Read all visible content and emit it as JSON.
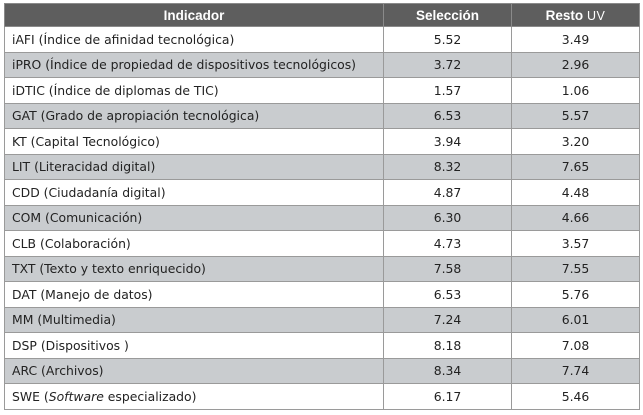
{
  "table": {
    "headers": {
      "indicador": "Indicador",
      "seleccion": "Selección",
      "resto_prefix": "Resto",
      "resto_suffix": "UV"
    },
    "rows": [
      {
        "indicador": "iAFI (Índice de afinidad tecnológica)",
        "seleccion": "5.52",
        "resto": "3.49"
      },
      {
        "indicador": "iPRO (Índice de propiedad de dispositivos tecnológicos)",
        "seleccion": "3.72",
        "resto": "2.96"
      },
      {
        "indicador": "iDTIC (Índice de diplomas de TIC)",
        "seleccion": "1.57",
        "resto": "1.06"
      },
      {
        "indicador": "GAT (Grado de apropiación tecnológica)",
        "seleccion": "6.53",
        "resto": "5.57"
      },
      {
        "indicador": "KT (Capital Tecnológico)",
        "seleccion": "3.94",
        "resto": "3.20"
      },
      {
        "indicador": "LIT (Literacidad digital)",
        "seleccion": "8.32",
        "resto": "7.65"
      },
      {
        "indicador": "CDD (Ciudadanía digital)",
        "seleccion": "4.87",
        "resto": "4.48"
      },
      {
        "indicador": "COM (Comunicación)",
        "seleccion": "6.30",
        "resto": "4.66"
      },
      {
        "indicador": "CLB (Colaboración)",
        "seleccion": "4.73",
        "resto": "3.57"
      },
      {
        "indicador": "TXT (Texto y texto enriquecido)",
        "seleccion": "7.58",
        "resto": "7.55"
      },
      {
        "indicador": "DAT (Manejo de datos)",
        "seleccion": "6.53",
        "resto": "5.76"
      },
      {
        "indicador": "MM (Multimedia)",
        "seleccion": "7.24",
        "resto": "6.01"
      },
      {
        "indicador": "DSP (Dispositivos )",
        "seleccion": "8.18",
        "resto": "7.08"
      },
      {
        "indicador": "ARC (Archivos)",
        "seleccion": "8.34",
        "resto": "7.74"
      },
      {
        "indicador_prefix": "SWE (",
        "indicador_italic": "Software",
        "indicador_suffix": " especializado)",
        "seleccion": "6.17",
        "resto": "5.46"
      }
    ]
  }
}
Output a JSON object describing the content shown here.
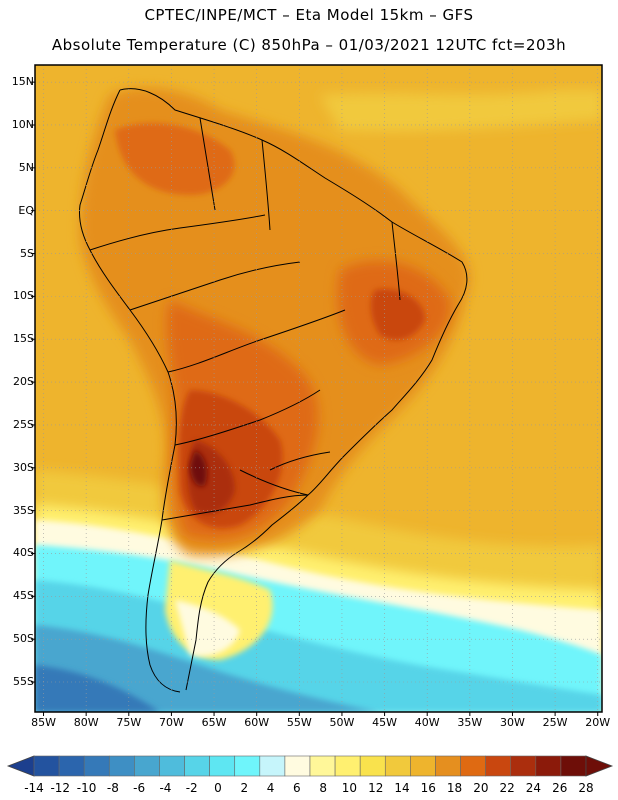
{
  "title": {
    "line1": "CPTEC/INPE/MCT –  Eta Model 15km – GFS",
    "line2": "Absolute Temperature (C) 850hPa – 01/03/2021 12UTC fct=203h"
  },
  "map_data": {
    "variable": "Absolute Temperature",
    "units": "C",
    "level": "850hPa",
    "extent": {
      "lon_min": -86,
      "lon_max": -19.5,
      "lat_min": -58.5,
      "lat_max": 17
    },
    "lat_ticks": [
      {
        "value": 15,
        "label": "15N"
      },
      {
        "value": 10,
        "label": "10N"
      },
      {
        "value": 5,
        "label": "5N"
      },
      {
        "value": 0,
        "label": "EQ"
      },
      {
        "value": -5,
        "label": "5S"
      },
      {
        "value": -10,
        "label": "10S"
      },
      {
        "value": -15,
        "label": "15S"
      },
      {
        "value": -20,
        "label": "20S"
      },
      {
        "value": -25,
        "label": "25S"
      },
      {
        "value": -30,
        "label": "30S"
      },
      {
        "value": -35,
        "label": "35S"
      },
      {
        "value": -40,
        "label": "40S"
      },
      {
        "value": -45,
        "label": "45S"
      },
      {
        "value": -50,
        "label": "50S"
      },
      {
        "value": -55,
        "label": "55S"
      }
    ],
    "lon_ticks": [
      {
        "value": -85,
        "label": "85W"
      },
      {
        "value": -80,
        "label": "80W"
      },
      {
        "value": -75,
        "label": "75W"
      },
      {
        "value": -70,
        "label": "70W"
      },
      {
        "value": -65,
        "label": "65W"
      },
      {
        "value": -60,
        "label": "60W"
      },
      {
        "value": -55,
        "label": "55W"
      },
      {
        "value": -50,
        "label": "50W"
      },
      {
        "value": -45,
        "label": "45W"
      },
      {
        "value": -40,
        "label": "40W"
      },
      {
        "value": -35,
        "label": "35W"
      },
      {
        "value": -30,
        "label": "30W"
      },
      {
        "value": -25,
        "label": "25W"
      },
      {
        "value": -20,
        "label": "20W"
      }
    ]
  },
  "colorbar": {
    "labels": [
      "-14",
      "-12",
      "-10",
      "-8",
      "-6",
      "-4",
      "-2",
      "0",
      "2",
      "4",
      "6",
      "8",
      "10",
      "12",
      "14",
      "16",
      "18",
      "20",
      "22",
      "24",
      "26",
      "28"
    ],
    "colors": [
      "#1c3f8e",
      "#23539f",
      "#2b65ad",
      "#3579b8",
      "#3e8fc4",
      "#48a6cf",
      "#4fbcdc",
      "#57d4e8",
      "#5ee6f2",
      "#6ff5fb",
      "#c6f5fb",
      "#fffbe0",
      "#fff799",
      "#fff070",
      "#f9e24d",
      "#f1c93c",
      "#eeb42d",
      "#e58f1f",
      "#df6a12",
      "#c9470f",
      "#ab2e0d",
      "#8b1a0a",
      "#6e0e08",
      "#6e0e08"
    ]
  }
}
+ + + + + + +
Stated problem:
Identify and extract each line of the listing that contains "JSON".

Solution:
Read all visible content and emit it as JSON.
Output a JSON object describing the content shown here.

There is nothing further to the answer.